- What needs to be done
Each entry below should be echoed exactly, with pictures omitted.

- Excerpts from a figure dataset

•••••

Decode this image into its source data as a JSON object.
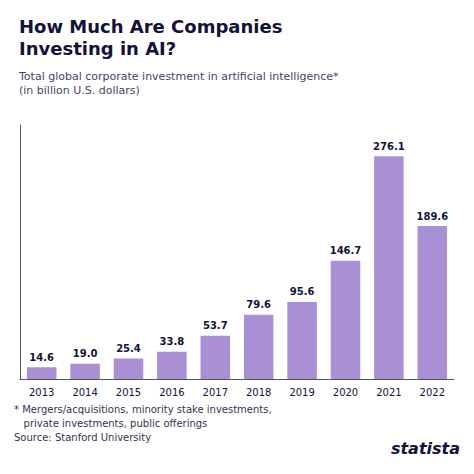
{
  "chart_data": {
    "type": "bar",
    "title": [
      "How Much Are Companies",
      "Investing in AI?"
    ],
    "subtitle": [
      "Total global corporate investment in artificial intelligence*",
      "(in billion U.S. dollars)"
    ],
    "categories": [
      "2013",
      "2014",
      "2015",
      "2016",
      "2017",
      "2018",
      "2019",
      "2020",
      "2021",
      "2022"
    ],
    "values": [
      14.6,
      19.0,
      25.4,
      33.8,
      53.7,
      79.6,
      95.6,
      146.7,
      276.1,
      189.6
    ],
    "value_labels": [
      "14.6",
      "19.0",
      "25.4",
      "33.8",
      "53.7",
      "79.6",
      "95.6",
      "146.7",
      "276.1",
      "189.6"
    ],
    "data_labels": true,
    "color": "#a98fd4",
    "ylim": [
      0,
      315
    ],
    "tick_labels": "x",
    "grid": false,
    "annotations": [
      "* Mergers/acquisitions, minority stake investments,",
      "   private investments, public offerings",
      "Source: Stanford University",
      "statista"
    ]
  }
}
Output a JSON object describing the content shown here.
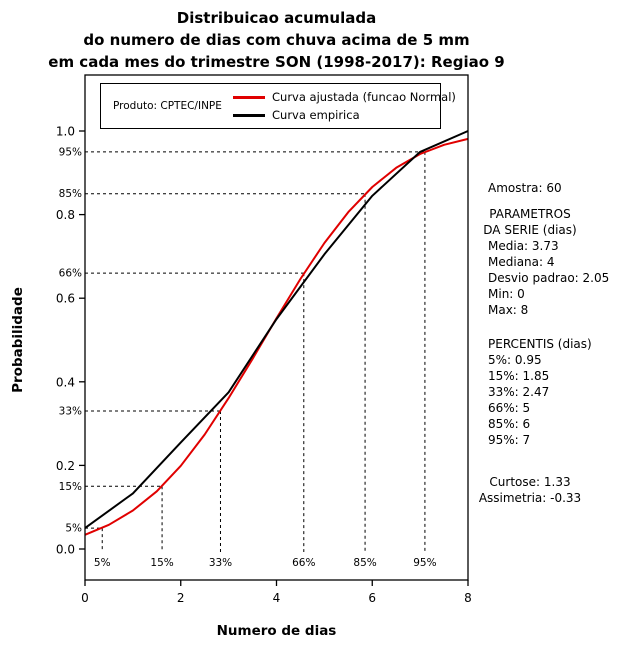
{
  "title": {
    "lines": [
      "Distribuicao acumulada",
      "do numero de dias com chuva acima de 5 mm",
      "em cada mes do trimestre SON (1998-2017): Regiao 9"
    ]
  },
  "legend": {
    "product_label": "Produto: CPTEC/INPE",
    "entries": [
      {
        "label": "Curva ajustada (funcao Normal)",
        "color": "#e00000"
      },
      {
        "label": "Curva empirica",
        "color": "#000000"
      }
    ]
  },
  "chart_data": {
    "type": "line",
    "title": "Distribuicao acumulada do numero de dias com chuva acima de 5 mm em cada mes do trimestre SON (1998-2017): Regiao 9",
    "xlabel": "Numero de dias",
    "ylabel": "Probabilidade",
    "xlim": [
      0,
      8
    ],
    "ylim": [
      0,
      1
    ],
    "x_ticks": [
      0,
      2,
      4,
      6,
      8
    ],
    "y_ticks": [
      0,
      0.2,
      0.4,
      0.6,
      0.8,
      1.0
    ],
    "grid": false,
    "legend_position": "top-inside",
    "series": [
      {
        "name": "Curva ajustada (funcao Normal)",
        "color": "#e00000",
        "x": [
          0,
          0.5,
          1,
          1.5,
          2,
          2.5,
          3,
          3.5,
          4,
          4.5,
          5,
          5.5,
          6,
          6.5,
          7,
          7.5,
          8
        ],
        "y": [
          0.034,
          0.058,
          0.092,
          0.138,
          0.199,
          0.274,
          0.361,
          0.455,
          0.552,
          0.646,
          0.732,
          0.806,
          0.866,
          0.912,
          0.945,
          0.967,
          0.981
        ]
      },
      {
        "name": "Curva empirica",
        "color": "#000000",
        "x": [
          0,
          1,
          2,
          3,
          4,
          5,
          6,
          7,
          8
        ],
        "y": [
          0.05,
          0.133,
          0.255,
          0.375,
          0.55,
          0.705,
          0.845,
          0.95,
          1.0
        ]
      }
    ],
    "percentile_guides": [
      {
        "label": "5%",
        "probability": 0.05,
        "days": 0.36
      },
      {
        "label": "15%",
        "probability": 0.15,
        "days": 1.61
      },
      {
        "label": "33%",
        "probability": 0.33,
        "days": 2.83
      },
      {
        "label": "66%",
        "probability": 0.66,
        "days": 4.57
      },
      {
        "label": "85%",
        "probability": 0.85,
        "days": 5.85
      },
      {
        "label": "95%",
        "probability": 0.95,
        "days": 7.1
      }
    ],
    "statistics": {
      "amostra": 60,
      "media": 3.73,
      "mediana": 4,
      "desvio_padrao": 2.05,
      "min": 0,
      "max": 8,
      "percentis_dias": {
        "5%": 0.95,
        "15%": 1.85,
        "33%": 2.47,
        "66%": 5,
        "85%": 6,
        "95%": 7
      },
      "curtose": 1.33,
      "assimetria": -0.33
    }
  },
  "stats": {
    "amostra": "Amostra: 60",
    "parametros_header": [
      "PARAMETROS",
      "DA SERIE (dias)"
    ],
    "parametros": [
      "Media: 3.73",
      "Mediana: 4",
      "Desvio padrao: 2.05",
      "Min: 0",
      "Max: 8"
    ],
    "percentis_header": "PERCENTIS (dias)",
    "percentis": [
      "5%: 0.95",
      "15%: 1.85",
      "33%: 2.47",
      "66%: 5",
      "85%: 6",
      "95%: 7"
    ],
    "curtose": "Curtose: 1.33",
    "assimetria": "Assimetria: -0.33"
  }
}
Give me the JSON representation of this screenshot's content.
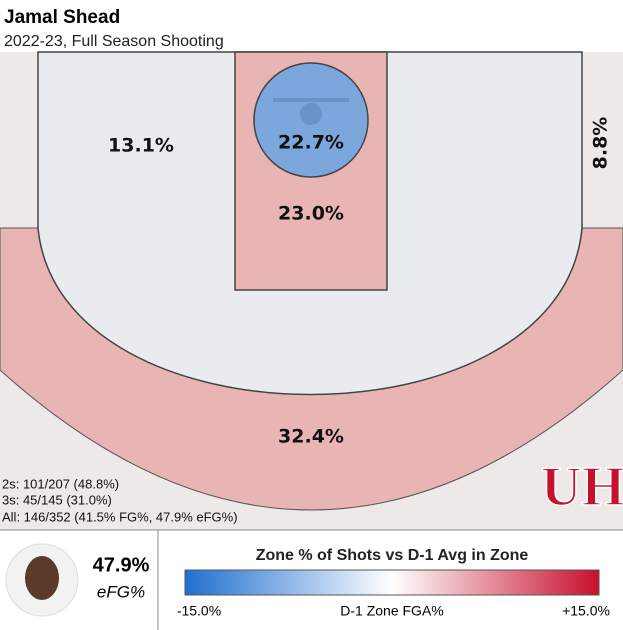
{
  "header": {
    "title": "Jamal Shead",
    "subtitle": "2022-23, Full Season Shooting"
  },
  "zones": [
    {
      "label": "13.1%",
      "color": "#e9ebef"
    },
    {
      "label": "22.7%",
      "color": "#7ba7dc"
    },
    {
      "label": "23.0%",
      "color": "#e8b4b4"
    },
    {
      "label": "8.8%",
      "color": "#ede9e9"
    },
    {
      "label": "32.4%",
      "color": "#e8b4b4"
    }
  ],
  "stats": [
    "2s: 101/207 (48.8%)",
    "3s: 45/145 (31.0%)",
    "All: 146/352 (41.5% FG%, 47.9% eFG%)"
  ],
  "logo_text": "UH",
  "player": {
    "efg": "47.9%",
    "efg_label": "eFG%"
  },
  "legend": {
    "title": "Zone % of Shots vs D-1 Avg in Zone",
    "min_label": "-15.0%",
    "axis_label": "D-1 Zone FGA%",
    "max_label": "+15.0%",
    "scale_colors": [
      "#1f6fd0",
      "#ffffff",
      "#c8102e"
    ]
  }
}
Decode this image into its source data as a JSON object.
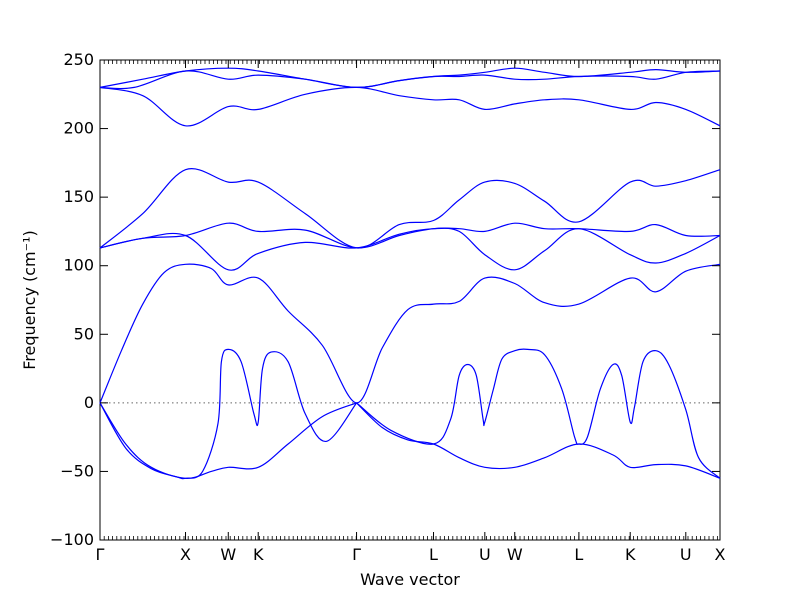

•••••

- Full answer
Decode this image into its source data as a JSON object.
{
  "chart_data": {
    "type": "bar",
    "title": [
      "How Much Are Companies",
      "Investing in AI?"
    ],
    "subtitle": [
      "Total global corporate investment in artificial intelligence*",
      "(in billion U.S. dollars)"
    ],
    "categories": [
      "2013",
      "2014",
      "2015",
      "2016",
      "2017",
      "2018",
      "2019",
      "2020",
      "2021",
      "2022"
    ],
    "values": [
      14.6,
      19.0,
      25.4,
      33.8,
      53.7,
      79.6,
      95.6,
      146.7,
      276.1,
      189.6
    ],
    "value_labels": [
      "14.6",
      "19.0",
      "25.4",
      "33.8",
      "53.7",
      "79.6",
      "95.6",
      "146.7",
      "276.1",
      "189.6"
    ],
    "data_labels": true,
    "color": "#a98fd4",
    "ylim": [
      0,
      315
    ],
    "tick_labels": "x",
    "grid": false,
    "annotations": [
      "* Mergers/acquisitions, minority stake investments,",
      "   private investments, public offerings",
      "Source: Stanford University",
      "statista"
    ]
  }
}
Output a JSON object describing the content shown here.
{
  "title": {
    "lines": [
      "Distribuicao acumulada",
      "do numero de dias com chuva acima de 5 mm",
      "em cada mes do trimestre SON (1998-2017): Regiao 9"
    ]
  },
  "legend": {
    "product_label": "Produto: CPTEC/INPE",
    "entries": [
      {
        "label": "Curva ajustada (funcao Normal)",
        "color": "#e00000"
      },
      {
        "label": "Curva empirica",
        "color": "#000000"
      }
    ]
  },
  "chart_data": {
    "type": "line",
    "title": "Distribuicao acumulada do numero de dias com chuva acima de 5 mm em cada mes do trimestre SON (1998-2017): Regiao 9",
    "xlabel": "Numero de dias",
    "ylabel": "Probabilidade",
    "xlim": [
      0,
      8
    ],
    "ylim": [
      0,
      1
    ],
    "x_ticks": [
      0,
      2,
      4,
      6,
      8
    ],
    "y_ticks": [
      0,
      0.2,
      0.4,
      0.6,
      0.8,
      1.0
    ],
    "grid": false,
    "legend_position": "top-inside",
    "series": [
      {
        "name": "Curva ajustada (funcao Normal)",
        "color": "#e00000",
        "x": [
          0,
          0.5,
          1,
          1.5,
          2,
          2.5,
          3,
          3.5,
          4,
          4.5,
          5,
          5.5,
          6,
          6.5,
          7,
          7.5,
          8
        ],
        "y": [
          0.034,
          0.058,
          0.092,
          0.138,
          0.199,
          0.274,
          0.361,
          0.455,
          0.552,
          0.646,
          0.732,
          0.806,
          0.866,
          0.912,
          0.945,
          0.967,
          0.981
        ]
      },
      {
        "name": "Curva empirica",
        "color": "#000000",
        "x": [
          0,
          1,
          2,
          3,
          4,
          5,
          6,
          7,
          8
        ],
        "y": [
          0.05,
          0.133,
          0.255,
          0.375,
          0.55,
          0.705,
          0.845,
          0.95,
          1.0
        ]
      }
    ],
    "percentile_guides": [
      {
        "label": "5%",
        "probability": 0.05,
        "days": 0.36
      },
      {
        "label": "15%",
        "probability": 0.15,
        "days": 1.61
      },
      {
        "label": "33%",
        "probability": 0.33,
        "days": 2.83
      },
      {
        "label": "66%",
        "probability": 0.66,
        "days": 4.57
      },
      {
        "label": "85%",
        "probability": 0.85,
        "days": 5.85
      },
      {
        "label": "95%",
        "probability": 0.95,
        "days": 7.1
      }
    ],
    "statistics": {
      "amostra": 60,
      "media": 3.73,
      "mediana": 4,
      "desvio_padrao": 2.05,
      "min": 0,
      "max": 8,
      "percentis_dias": {
        "5%": 0.95,
        "15%": 1.85,
        "33%": 2.47,
        "66%": 5,
        "85%": 6,
        "95%": 7
      },
      "curtose": 1.33,
      "assimetria": -0.33
    }
  },
  "stats": {
    "amostra": "Amostra: 60",
    "parametros_header": [
      "PARAMETROS",
      "DA SERIE (dias)"
    ],
    "parametros": [
      "Media: 3.73",
      "Mediana: 4",
      "Desvio padrao: 2.05",
      "Min: 0",
      "Max: 8"
    ],
    "percentis_header": "PERCENTIS (dias)",
    "percentis": [
      "5%: 0.95",
      "15%: 1.85",
      "33%: 2.47",
      "66%: 5",
      "85%: 6",
      "95%: 7"
    ],
    "curtose": "Curtose: 1.33",
    "assimetria": "Assimetria: -0.33"
  }
}
Give me the JSON representation of this screenshot's content.
{
  "header": {
    "title": "Jamal Shead",
    "subtitle": "2022-23, Full Season Shooting"
  },
  "zones": [
    {
      "label": "13.1%",
      "color": "#e9ebef"
    },
    {
      "label": "22.7%",
      "color": "#7ba7dc"
    },
    {
      "label": "23.0%",
      "color": "#e8b4b4"
    },
    {
      "label": "8.8%",
      "color": "#ede9e9"
    },
    {
      "label": "32.4%",
      "color": "#e8b4b4"
    }
  ],
  "stats": [
    "2s: 101/207 (48.8%)",
    "3s: 45/145 (31.0%)",
    "All: 146/352 (41.5% FG%, 47.9% eFG%)"
  ],
  "logo_text": "UH",
  "player": {
    "efg": "47.9%",
    "efg_label": "eFG%"
  },
  "legend": {
    "title": "Zone % of Shots vs D-1 Avg in Zone",
    "min_label": "-15.0%",
    "axis_label": "D-1 Zone FGA%",
    "max_label": "+15.0%",
    "scale_colors": [
      "#1f6fd0",
      "#ffffff",
      "#c8102e"
    ]
  }
}
Decode this image into its source data as a JSON object.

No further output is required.